*Goal of the exercise*
For each line in the material below that holds "infectious", copy that line.

╔══

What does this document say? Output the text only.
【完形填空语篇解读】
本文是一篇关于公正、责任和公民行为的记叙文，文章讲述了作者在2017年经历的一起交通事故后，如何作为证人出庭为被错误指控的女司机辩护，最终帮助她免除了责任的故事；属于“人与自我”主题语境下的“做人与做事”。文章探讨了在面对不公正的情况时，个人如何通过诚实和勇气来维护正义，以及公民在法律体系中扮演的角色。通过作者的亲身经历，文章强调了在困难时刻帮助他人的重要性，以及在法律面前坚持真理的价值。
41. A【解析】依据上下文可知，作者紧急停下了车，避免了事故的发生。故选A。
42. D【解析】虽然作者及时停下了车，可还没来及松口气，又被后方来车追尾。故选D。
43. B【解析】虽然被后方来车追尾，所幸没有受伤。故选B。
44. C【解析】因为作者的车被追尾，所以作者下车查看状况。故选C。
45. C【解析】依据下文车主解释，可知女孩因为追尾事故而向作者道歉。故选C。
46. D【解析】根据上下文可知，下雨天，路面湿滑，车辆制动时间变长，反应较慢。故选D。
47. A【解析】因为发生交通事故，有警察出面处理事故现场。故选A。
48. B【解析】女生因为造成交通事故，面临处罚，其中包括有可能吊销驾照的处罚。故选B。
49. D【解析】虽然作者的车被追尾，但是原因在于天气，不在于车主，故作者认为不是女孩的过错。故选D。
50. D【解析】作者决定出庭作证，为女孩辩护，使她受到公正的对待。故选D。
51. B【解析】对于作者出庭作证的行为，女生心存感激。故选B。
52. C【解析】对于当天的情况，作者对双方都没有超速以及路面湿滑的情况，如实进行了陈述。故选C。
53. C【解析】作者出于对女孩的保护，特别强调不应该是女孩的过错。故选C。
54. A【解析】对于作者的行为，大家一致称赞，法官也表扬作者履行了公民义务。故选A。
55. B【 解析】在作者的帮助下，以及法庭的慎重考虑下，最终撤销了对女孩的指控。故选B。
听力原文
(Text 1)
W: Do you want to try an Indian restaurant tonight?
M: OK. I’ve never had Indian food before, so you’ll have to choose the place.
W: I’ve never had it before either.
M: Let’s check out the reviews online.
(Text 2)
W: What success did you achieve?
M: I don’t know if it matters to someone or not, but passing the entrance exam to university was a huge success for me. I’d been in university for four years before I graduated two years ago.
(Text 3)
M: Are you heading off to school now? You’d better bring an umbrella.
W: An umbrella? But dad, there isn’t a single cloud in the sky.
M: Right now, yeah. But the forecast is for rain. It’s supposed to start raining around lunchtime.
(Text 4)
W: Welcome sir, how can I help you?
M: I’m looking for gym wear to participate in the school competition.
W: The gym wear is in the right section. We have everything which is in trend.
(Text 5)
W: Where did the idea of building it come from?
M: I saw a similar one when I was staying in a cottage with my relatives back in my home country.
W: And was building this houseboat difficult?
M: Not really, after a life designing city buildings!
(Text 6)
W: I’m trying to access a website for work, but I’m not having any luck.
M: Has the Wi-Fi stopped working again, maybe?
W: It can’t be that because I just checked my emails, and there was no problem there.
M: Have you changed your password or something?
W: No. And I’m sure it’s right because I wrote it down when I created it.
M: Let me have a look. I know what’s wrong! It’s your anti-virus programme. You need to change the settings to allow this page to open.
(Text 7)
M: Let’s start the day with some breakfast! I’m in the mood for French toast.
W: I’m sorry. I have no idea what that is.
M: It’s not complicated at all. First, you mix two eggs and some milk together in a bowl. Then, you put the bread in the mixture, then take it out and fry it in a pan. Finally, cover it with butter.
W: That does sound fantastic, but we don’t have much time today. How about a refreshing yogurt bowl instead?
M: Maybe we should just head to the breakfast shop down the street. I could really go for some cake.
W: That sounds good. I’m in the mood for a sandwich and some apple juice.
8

╚══
╔══

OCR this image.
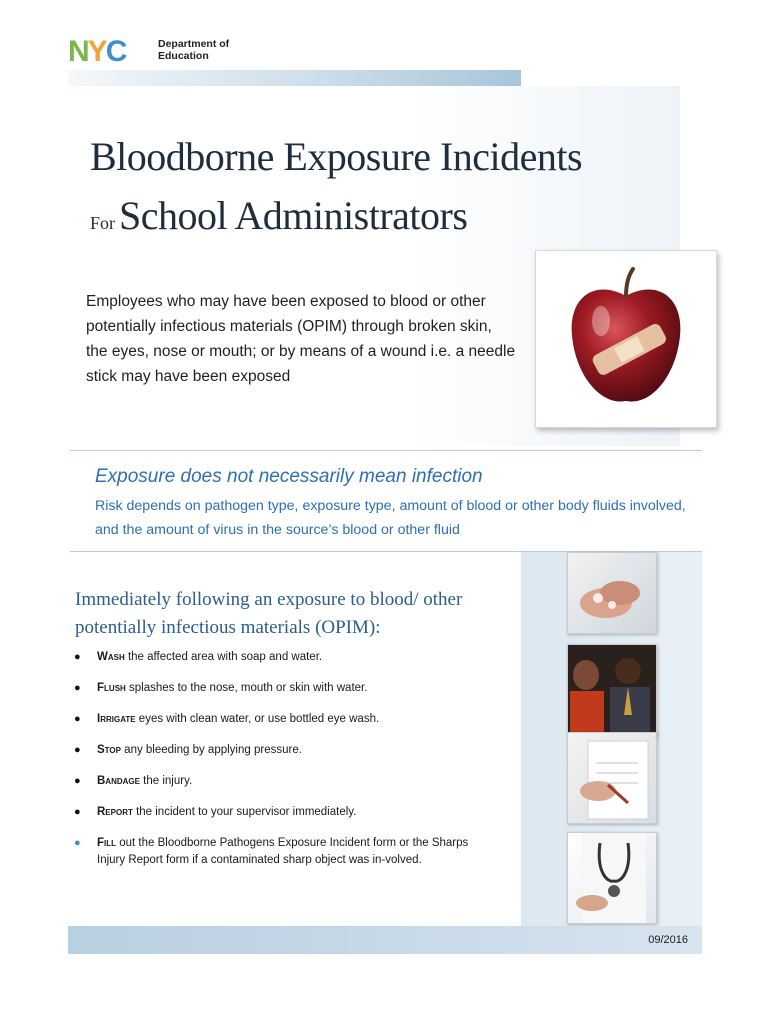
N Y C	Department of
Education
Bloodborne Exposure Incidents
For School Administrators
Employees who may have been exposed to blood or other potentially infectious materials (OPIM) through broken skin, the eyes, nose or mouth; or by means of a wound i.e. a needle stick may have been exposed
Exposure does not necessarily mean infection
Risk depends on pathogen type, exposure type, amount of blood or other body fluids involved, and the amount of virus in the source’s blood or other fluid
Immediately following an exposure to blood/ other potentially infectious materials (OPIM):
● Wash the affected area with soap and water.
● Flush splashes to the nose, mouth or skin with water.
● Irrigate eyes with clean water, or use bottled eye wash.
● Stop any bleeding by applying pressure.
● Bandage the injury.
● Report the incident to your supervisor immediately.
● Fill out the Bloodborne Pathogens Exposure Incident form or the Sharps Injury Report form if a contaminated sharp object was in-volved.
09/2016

╚══

*Answer to this exercise*
Employees who may have been exposed to blood or other potentially infectious materials (OPIM) through broken skin, the eyes, nose or mouth; or by means of a wound i.e. a needle stick may have been exposed
Immediately following an exposure to blood/ other potentially infectious materials (OPIM):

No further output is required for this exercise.